:: Given information

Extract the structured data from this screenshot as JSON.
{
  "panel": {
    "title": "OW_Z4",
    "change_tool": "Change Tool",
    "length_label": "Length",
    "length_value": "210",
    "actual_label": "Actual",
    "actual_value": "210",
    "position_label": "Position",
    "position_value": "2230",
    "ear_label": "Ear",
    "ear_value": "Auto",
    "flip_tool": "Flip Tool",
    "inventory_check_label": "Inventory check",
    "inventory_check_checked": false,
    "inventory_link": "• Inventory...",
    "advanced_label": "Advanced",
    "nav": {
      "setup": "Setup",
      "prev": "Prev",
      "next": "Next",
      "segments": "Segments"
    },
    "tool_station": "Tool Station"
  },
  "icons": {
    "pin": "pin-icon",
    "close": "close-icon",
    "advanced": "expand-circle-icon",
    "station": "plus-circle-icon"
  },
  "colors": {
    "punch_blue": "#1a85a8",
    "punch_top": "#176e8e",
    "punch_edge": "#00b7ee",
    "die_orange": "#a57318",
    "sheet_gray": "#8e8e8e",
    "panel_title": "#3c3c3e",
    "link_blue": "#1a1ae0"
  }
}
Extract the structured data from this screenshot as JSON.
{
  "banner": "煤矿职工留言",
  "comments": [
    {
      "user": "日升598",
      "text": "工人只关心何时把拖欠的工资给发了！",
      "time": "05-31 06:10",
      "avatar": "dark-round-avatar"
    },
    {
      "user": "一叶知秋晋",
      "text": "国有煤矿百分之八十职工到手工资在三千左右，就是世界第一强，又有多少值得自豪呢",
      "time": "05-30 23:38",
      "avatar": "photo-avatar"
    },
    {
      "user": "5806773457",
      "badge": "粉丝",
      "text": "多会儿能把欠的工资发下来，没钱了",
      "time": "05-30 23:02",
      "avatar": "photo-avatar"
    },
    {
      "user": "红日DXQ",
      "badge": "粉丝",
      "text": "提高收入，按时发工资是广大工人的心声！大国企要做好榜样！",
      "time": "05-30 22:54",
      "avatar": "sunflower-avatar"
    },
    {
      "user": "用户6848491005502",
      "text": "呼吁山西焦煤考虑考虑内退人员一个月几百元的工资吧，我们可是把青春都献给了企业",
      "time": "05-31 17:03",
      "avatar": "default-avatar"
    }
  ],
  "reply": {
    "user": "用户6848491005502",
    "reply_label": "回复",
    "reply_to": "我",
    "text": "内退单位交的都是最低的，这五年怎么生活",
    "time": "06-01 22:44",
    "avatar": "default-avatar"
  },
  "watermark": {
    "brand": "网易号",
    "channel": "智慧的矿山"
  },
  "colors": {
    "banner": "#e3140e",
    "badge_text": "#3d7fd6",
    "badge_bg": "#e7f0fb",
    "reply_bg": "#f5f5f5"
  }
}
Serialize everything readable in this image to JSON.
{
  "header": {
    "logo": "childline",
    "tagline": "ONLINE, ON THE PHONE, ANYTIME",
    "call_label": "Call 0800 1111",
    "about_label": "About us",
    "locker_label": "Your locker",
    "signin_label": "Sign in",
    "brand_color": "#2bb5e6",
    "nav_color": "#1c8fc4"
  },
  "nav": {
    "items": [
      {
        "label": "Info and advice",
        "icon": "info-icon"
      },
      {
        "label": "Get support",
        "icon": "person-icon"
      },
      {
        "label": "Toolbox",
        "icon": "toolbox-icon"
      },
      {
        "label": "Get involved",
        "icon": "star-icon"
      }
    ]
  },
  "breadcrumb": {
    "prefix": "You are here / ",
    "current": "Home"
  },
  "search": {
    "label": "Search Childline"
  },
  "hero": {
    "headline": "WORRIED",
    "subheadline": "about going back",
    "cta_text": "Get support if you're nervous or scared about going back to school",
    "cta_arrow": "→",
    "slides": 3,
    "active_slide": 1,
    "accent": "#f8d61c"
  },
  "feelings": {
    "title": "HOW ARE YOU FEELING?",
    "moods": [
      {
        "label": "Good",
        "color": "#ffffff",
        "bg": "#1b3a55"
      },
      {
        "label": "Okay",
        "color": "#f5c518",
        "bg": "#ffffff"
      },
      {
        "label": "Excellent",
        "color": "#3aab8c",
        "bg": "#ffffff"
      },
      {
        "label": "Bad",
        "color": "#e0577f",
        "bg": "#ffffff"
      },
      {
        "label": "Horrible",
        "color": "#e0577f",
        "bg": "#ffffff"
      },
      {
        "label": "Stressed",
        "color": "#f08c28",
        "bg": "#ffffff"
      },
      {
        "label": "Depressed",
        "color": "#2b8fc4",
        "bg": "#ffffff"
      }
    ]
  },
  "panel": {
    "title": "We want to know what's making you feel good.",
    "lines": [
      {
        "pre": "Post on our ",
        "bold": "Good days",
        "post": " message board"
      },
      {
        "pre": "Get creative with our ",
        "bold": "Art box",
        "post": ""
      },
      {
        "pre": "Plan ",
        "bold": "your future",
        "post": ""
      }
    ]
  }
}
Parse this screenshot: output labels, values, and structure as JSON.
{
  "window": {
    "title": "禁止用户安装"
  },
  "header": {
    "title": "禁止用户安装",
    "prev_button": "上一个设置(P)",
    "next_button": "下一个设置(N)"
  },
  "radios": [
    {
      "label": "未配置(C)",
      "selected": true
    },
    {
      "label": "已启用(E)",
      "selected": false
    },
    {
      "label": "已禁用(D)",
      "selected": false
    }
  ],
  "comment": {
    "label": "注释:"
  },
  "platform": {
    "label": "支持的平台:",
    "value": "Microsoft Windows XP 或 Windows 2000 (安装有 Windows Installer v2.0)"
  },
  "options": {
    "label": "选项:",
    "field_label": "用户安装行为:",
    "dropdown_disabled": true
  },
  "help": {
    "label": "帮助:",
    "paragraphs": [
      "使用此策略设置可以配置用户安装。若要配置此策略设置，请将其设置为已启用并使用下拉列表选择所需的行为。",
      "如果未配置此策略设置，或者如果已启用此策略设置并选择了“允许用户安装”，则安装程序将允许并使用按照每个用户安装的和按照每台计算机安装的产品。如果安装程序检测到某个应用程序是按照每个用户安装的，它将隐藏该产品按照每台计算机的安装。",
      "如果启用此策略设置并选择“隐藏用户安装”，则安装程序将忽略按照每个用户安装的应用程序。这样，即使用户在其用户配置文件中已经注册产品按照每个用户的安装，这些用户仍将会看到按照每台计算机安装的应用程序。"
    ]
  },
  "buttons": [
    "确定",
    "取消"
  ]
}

::::

From the line holding "Parse this screenshot: output" through the last line above, reproduce each line exactly and add nothing.

Parse this screenshot: output labels, values, and structure as JSON.
{
  "window": {
    "title": "禁止用户安装"
  },
  "header": {
    "title": "禁止用户安装",
    "prev_button": "上一个设置(P)",
    "next_button": "下一个设置(N)"
  },
  "radios": [
    {
      "label": "未配置(C)",
      "selected": true
    },
    {
      "label": "已启用(E)",
      "selected": false
    },
    {
      "label": "已禁用(D)",
      "selected": false
    }
  ],
  "comment": {
    "label": "注释:"
  },
  "platform": {
    "label": "支持的平台:",
    "value": "Microsoft Windows XP 或 Windows 2000 (安装有 Windows Installer v2.0)"
  },
  "options": {
    "label": "选项:",
    "field_label": "用户安装行为:",
    "dropdown_disabled": true
  },
  "help": {
    "label": "帮助:",
    "paragraphs": [
      "使用此策略设置可以配置用户安装。若要配置此策略设置，请将其设置为已启用并使用下拉列表选择所需的行为。",
      "如果未配置此策略设置，或者如果已启用此策略设置并选择了“允许用户安装”，则安装程序将允许并使用按照每个用户安装的和按照每台计算机安装的产品。如果安装程序检测到某个应用程序是按照每个用户安装的，它将隐藏该产品按照每台计算机的安装。",
      "如果启用此策略设置并选择“隐藏用户安装”，则安装程序将忽略按照每个用户安装的应用程序。这样，即使用户在其用户配置文件中已经注册产品按照每个用户的安装，这些用户仍将会看到按照每台计算机安装的应用程序。"
    ]
  },
  "buttons": [
    "确定",
    "取消"
  ]
}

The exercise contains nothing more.